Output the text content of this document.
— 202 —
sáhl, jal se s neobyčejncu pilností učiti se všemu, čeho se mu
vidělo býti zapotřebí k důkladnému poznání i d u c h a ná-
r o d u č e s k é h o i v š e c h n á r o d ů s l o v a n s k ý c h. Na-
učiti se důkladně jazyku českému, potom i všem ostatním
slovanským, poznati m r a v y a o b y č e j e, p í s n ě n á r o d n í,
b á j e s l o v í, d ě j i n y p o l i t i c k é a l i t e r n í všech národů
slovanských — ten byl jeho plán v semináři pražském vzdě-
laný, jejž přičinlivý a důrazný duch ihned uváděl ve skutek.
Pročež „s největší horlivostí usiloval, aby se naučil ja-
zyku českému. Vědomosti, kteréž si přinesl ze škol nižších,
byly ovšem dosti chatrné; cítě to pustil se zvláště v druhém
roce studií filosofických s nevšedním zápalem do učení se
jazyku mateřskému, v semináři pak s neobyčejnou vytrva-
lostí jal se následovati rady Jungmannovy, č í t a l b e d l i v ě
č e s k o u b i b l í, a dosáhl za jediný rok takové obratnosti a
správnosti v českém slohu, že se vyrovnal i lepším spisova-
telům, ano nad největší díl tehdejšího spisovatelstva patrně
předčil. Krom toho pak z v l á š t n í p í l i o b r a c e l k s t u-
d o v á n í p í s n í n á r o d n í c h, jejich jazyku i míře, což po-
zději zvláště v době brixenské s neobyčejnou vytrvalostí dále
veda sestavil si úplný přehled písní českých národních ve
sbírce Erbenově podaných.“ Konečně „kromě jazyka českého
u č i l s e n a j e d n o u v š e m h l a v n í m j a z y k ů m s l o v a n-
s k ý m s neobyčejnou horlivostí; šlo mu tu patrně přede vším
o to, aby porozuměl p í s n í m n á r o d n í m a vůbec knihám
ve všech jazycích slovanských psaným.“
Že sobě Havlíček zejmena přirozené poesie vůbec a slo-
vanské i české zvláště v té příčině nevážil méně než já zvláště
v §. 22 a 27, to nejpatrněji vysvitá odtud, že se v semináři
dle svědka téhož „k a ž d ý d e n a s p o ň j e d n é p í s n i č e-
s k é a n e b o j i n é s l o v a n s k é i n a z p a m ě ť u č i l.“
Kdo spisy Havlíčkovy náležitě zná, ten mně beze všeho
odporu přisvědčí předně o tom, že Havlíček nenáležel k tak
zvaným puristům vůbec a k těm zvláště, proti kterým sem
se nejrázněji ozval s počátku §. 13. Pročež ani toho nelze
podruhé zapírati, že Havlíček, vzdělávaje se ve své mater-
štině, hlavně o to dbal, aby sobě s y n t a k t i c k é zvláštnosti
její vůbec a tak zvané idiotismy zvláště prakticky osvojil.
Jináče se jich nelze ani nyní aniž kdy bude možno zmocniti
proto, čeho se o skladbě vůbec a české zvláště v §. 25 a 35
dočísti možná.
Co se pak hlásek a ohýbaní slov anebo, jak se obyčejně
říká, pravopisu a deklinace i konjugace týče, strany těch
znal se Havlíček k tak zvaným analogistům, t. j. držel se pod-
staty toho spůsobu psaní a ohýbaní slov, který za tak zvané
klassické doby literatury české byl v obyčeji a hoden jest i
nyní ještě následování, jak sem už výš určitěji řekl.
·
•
= = = = =
▶ [REQUIRED TASK]: Copy the entries above exactly, leaving none out.

▶ [TASK SOLUTION]:
Output the text content of this document.
— 202 —
sáhl, jal se s neobyčejncu pilností učiti se všemu, čeho se mu
vidělo býti zapotřebí k důkladnému poznání i d u c h a ná-
r o d u č e s k é h o i v š e c h n á r o d ů s l o v a n s k ý c h. Na-
učiti se důkladně jazyku českému, potom i všem ostatním
slovanským, poznati m r a v y a o b y č e j e, p í s n ě n á r o d n í,
b á j e s l o v í, d ě j i n y p o l i t i c k é a l i t e r n í všech národů
slovanských — ten byl jeho plán v semináři pražském vzdě-
laný, jejž přičinlivý a důrazný duch ihned uváděl ve skutek.
Pročež „s největší horlivostí usiloval, aby se naučil ja-
zyku českému. Vědomosti, kteréž si přinesl ze škol nižších,
byly ovšem dosti chatrné; cítě to pustil se zvláště v druhém
roce studií filosofických s nevšedním zápalem do učení se
jazyku mateřskému, v semináři pak s neobyčejnou vytrva-
lostí jal se následovati rady Jungmannovy, č í t a l b e d l i v ě
č e s k o u b i b l í, a dosáhl za jediný rok takové obratnosti a
správnosti v českém slohu, že se vyrovnal i lepším spisova-
telům, ano nad největší díl tehdejšího spisovatelstva patrně
předčil. Krom toho pak z v l á š t n í p í l i o b r a c e l k s t u-
d o v á n í p í s n í n á r o d n í c h, jejich jazyku i míře, což po-
zději zvláště v době brixenské s neobyčejnou vytrvalostí dále
veda sestavil si úplný přehled písní českých národních ve
sbírce Erbenově podaných.“ Konečně „kromě jazyka českého
u č i l s e n a j e d n o u v š e m h l a v n í m j a z y k ů m s l o v a n-
s k ý m s neobyčejnou horlivostí; šlo mu tu patrně přede vším
o to, aby porozuměl p í s n í m n á r o d n í m a vůbec knihám
ve všech jazycích slovanských psaným.“
Že sobě Havlíček zejmena přirozené poesie vůbec a slo-
vanské i české zvláště v té příčině nevážil méně než já zvláště
v §. 22 a 27, to nejpatrněji vysvitá odtud, že se v semináři
dle svědka téhož „k a ž d ý d e n a s p o ň j e d n é p í s n i č e-
s k é a n e b o j i n é s l o v a n s k é i n a z p a m ě ť u č i l.“
Kdo spisy Havlíčkovy náležitě zná, ten mně beze všeho
odporu přisvědčí předně o tom, že Havlíček nenáležel k tak
zvaným puristům vůbec a k těm zvláště, proti kterým sem
se nejrázněji ozval s počátku §. 13. Pročež ani toho nelze
podruhé zapírati, že Havlíček, vzdělávaje se ve své mater-
štině, hlavně o to dbal, aby sobě s y n t a k t i c k é zvláštnosti
její vůbec a tak zvané idiotismy zvláště prakticky osvojil.
Jináče se jich nelze ani nyní aniž kdy bude možno zmocniti
proto, čeho se o skladbě vůbec a české zvláště v §. 25 a 35
dočísti možná.
Co se pak hlásek a ohýbaní slov anebo, jak se obyčejně
říká, pravopisu a deklinace i konjugace týče, strany těch
znal se Havlíček k tak zvaným analogistům, t. j. držel se pod-
staty toho spůsobu psaní a ohýbaní slov, který za tak zvané
klassické doby literatury české byl v obyčeji a hoden jest i
nyní ještě následování, jak sem už výš určitěji řekl.
·
•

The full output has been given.